Restate, word for word, all of the material shown below.

= Stored data =
--------
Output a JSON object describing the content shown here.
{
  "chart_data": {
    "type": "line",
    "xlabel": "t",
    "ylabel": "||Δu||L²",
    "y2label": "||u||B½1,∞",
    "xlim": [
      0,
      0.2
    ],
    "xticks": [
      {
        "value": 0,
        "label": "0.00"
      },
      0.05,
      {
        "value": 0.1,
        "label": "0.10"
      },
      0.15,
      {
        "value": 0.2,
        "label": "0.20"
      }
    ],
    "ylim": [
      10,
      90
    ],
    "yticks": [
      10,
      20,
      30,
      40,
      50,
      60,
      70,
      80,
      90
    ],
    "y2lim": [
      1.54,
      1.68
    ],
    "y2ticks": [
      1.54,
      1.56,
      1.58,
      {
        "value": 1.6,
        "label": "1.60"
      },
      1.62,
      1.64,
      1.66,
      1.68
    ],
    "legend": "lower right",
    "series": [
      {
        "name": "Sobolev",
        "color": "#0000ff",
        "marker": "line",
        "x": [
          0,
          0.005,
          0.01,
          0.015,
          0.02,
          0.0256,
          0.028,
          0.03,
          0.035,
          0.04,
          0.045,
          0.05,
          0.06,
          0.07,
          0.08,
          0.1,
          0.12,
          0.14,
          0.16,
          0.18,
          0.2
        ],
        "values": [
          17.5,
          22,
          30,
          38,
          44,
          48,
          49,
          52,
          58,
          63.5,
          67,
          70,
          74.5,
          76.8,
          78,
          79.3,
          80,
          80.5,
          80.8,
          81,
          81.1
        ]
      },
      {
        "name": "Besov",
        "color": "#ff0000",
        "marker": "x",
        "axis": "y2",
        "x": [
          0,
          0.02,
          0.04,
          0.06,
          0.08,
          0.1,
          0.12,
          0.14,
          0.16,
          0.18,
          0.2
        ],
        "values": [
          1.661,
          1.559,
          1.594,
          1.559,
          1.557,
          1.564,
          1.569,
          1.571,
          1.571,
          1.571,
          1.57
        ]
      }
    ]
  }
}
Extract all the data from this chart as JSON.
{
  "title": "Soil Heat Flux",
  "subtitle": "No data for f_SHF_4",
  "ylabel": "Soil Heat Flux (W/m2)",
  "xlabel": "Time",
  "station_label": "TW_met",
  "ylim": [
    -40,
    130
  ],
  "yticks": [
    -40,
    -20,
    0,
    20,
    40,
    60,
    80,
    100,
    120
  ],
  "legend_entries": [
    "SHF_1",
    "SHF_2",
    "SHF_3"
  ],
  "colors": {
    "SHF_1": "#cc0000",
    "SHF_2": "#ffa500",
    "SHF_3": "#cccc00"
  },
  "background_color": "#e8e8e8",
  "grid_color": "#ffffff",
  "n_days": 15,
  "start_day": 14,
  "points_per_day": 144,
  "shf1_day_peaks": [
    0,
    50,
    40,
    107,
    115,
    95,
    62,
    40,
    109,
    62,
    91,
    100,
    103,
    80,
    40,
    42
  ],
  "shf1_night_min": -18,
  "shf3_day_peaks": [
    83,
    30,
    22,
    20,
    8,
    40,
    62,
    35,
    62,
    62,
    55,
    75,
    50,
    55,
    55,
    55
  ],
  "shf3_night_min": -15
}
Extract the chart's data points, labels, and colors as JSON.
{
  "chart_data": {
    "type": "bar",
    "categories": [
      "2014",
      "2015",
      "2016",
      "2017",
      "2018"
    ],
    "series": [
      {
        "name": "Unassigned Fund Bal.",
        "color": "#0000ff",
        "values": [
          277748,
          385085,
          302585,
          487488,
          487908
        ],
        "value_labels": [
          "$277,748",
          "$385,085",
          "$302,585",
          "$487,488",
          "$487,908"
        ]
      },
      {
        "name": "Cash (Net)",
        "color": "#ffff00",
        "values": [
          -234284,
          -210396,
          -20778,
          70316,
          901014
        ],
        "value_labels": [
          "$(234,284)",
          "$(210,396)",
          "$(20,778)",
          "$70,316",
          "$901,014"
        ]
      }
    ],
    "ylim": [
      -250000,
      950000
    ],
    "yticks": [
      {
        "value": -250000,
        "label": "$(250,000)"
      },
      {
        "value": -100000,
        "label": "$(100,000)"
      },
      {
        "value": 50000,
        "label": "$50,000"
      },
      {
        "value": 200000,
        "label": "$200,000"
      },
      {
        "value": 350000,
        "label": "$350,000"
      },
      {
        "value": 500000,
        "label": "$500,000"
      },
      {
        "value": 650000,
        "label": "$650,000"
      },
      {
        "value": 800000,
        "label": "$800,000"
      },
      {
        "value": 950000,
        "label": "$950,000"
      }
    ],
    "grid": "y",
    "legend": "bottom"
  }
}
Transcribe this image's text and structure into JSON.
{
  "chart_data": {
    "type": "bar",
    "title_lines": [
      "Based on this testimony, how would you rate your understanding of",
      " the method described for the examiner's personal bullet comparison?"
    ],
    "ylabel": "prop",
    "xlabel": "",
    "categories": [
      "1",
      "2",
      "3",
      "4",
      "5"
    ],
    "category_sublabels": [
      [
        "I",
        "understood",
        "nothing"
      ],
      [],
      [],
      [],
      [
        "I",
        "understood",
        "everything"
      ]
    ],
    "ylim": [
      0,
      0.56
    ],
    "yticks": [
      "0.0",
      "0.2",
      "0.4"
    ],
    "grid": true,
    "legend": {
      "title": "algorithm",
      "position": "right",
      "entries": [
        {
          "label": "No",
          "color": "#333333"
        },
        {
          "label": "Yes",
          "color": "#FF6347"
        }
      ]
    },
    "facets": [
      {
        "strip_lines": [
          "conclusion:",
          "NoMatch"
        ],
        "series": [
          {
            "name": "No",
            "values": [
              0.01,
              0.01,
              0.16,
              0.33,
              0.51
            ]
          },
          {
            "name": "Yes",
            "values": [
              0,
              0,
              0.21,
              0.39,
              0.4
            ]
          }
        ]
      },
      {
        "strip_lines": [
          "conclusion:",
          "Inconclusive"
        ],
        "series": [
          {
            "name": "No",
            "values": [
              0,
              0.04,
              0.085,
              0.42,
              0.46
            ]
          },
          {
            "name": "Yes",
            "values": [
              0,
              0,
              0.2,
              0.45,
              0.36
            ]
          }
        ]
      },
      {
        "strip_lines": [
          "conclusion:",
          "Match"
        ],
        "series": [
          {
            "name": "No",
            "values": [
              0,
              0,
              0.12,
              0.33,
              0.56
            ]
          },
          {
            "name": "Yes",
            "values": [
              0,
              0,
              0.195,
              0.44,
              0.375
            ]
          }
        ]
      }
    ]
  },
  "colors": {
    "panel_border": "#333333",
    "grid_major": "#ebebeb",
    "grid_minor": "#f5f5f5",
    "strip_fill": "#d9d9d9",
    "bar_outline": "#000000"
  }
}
--------
= Solution =
Output a JSON object describing the content shown here.
{
  "chart_data": {
    "type": "line",
    "xlabel": "t",
    "ylabel": "||Δu||L²",
    "y2label": "||u||B½1,∞",
    "xlim": [
      0,
      0.2
    ],
    "xticks": [
      {
        "value": 0,
        "label": "0.00"
      },
      0.05,
      {
        "value": 0.1,
        "label": "0.10"
      },
      0.15,
      {
        "value": 0.2,
        "label": "0.20"
      }
    ],
    "ylim": [
      10,
      90
    ],
    "yticks": [
      10,
      20,
      30,
      40,
      50,
      60,
      70,
      80,
      90
    ],
    "y2lim": [
      1.54,
      1.68
    ],
    "y2ticks": [
      1.54,
      1.56,
      1.58,
      {
        "value": 1.6,
        "label": "1.60"
      },
      1.62,
      1.64,
      1.66,
      1.68
    ],
    "legend": "lower right",
    "series": [
      {
        "name": "Sobolev",
        "color": "#0000ff",
        "marker": "line",
        "x": [
          0,
          0.005,
          0.01,
          0.015,
          0.02,
          0.0256,
          0.028,
          0.03,
          0.035,
          0.04,
          0.045,
          0.05,
          0.06,
          0.07,
          0.08,
          0.1,
          0.12,
          0.14,
          0.16,
          0.18,
          0.2
        ],
        "values": [
          17.5,
          22,
          30,
          38,
          44,
          48,
          49,
          52,
          58,
          63.5,
          67,
          70,
          74.5,
          76.8,
          78,
          79.3,
          80,
          80.5,
          80.8,
          81,
          81.1
        ]
      },
      {
        "name": "Besov",
        "color": "#ff0000",
        "marker": "x",
        "axis": "y2",
        "x": [
          0,
          0.02,
          0.04,
          0.06,
          0.08,
          0.1,
          0.12,
          0.14,
          0.16,
          0.18,
          0.2
        ],
        "values": [
          1.661,
          1.559,
          1.594,
          1.559,
          1.557,
          1.564,
          1.569,
          1.571,
          1.571,
          1.571,
          1.57
        ]
      }
    ]
  }
}
Extract all the data from this chart as JSON.
{
  "title": "Soil Heat Flux",
  "subtitle": "No data for f_SHF_4",
  "ylabel": "Soil Heat Flux (W/m2)",
  "xlabel": "Time",
  "station_label": "TW_met",
  "ylim": [
    -40,
    130
  ],
  "yticks": [
    -40,
    -20,
    0,
    20,
    40,
    60,
    80,
    100,
    120
  ],
  "legend_entries": [
    "SHF_1",
    "SHF_2",
    "SHF_3"
  ],
  "colors": {
    "SHF_1": "#cc0000",
    "SHF_2": "#ffa500",
    "SHF_3": "#cccc00"
  },
  "background_color": "#e8e8e8",
  "grid_color": "#ffffff",
  "n_days": 15,
  "start_day": 14,
  "points_per_day": 144,
  "shf1_day_peaks": [
    0,
    50,
    40,
    107,
    115,
    95,
    62,
    40,
    109,
    62,
    91,
    100,
    103,
    80,
    40,
    42
  ],
  "shf1_night_min": -18,
  "shf3_day_peaks": [
    83,
    30,
    22,
    20,
    8,
    40,
    62,
    35,
    62,
    62,
    55,
    75,
    50,
    55,
    55,
    55
  ],
  "shf3_night_min": -15
}
Extract the chart's data points, labels, and colors as JSON.
{
  "chart_data": {
    "type": "bar",
    "categories": [
      "2014",
      "2015",
      "2016",
      "2017",
      "2018"
    ],
    "series": [
      {
        "name": "Unassigned Fund Bal.",
        "color": "#0000ff",
        "values": [
          277748,
          385085,
          302585,
          487488,
          487908
        ],
        "value_labels": [
          "$277,748",
          "$385,085",
          "$302,585",
          "$487,488",
          "$487,908"
        ]
      },
      {
        "name": "Cash (Net)",
        "color": "#ffff00",
        "values": [
          -234284,
          -210396,
          -20778,
          70316,
          901014
        ],
        "value_labels": [
          "$(234,284)",
          "$(210,396)",
          "$(20,778)",
          "$70,316",
          "$901,014"
        ]
      }
    ],
    "ylim": [
      -250000,
      950000
    ],
    "yticks": [
      {
        "value": -250000,
        "label": "$(250,000)"
      },
      {
        "value": -100000,
        "label": "$(100,000)"
      },
      {
        "value": 50000,
        "label": "$50,000"
      },
      {
        "value": 200000,
        "label": "$200,000"
      },
      {
        "value": 350000,
        "label": "$350,000"
      },
      {
        "value": 500000,
        "label": "$500,000"
      },
      {
        "value": 650000,
        "label": "$650,000"
      },
      {
        "value": 800000,
        "label": "$800,000"
      },
      {
        "value": 950000,
        "label": "$950,000"
      }
    ],
    "grid": "y",
    "legend": "bottom"
  }
}
Transcribe this image's text and structure into JSON.
{
  "chart_data": {
    "type": "bar",
    "title_lines": [
      "Based on this testimony, how would you rate your understanding of",
      " the method described for the examiner's personal bullet comparison?"
    ],
    "ylabel": "prop",
    "xlabel": "",
    "categories": [
      "1",
      "2",
      "3",
      "4",
      "5"
    ],
    "category_sublabels": [
      [
        "I",
        "understood",
        "nothing"
      ],
      [],
      [],
      [],
      [
        "I",
        "understood",
        "everything"
      ]
    ],
    "ylim": [
      0,
      0.56
    ],
    "yticks": [
      "0.0",
      "0.2",
      "0.4"
    ],
    "grid": true,
    "legend": {
      "title": "algorithm",
      "position": "right",
      "entries": [
        {
          "label": "No",
          "color": "#333333"
        },
        {
          "label": "Yes",
          "color": "#FF6347"
        }
      ]
    },
    "facets": [
      {
        "strip_lines": [
          "conclusion:",
          "NoMatch"
        ],
        "series": [
          {
            "name": "No",
            "values": [
              0.01,
              0.01,
              0.16,
              0.33,
              0.51
            ]
          },
          {
            "name": "Yes",
            "values": [
              0,
              0,
              0.21,
              0.39,
              0.4
            ]
          }
        ]
      },
      {
        "strip_lines": [
          "conclusion:",
          "Inconclusive"
        ],
        "series": [
          {
            "name": "No",
            "values": [
              0,
              0.04,
              0.085,
              0.42,
              0.46
            ]
          },
          {
            "name": "Yes",
            "values": [
              0,
              0,
              0.2,
              0.45,
              0.36
            ]
          }
        ]
      },
      {
        "strip_lines": [
          "conclusion:",
          "Match"
        ],
        "series": [
          {
            "name": "No",
            "values": [
              0,
              0,
              0.12,
              0.33,
              0.56
            ]
          },
          {
            "name": "Yes",
            "values": [
              0,
              0,
              0.195,
              0.44,
              0.375
            ]
          }
        ]
      }
    ]
  },
  "colors": {
    "panel_border": "#333333",
    "grid_major": "#ebebeb",
    "grid_minor": "#f5f5f5",
    "strip_fill": "#d9d9d9",
    "bar_outline": "#000000"
  }
}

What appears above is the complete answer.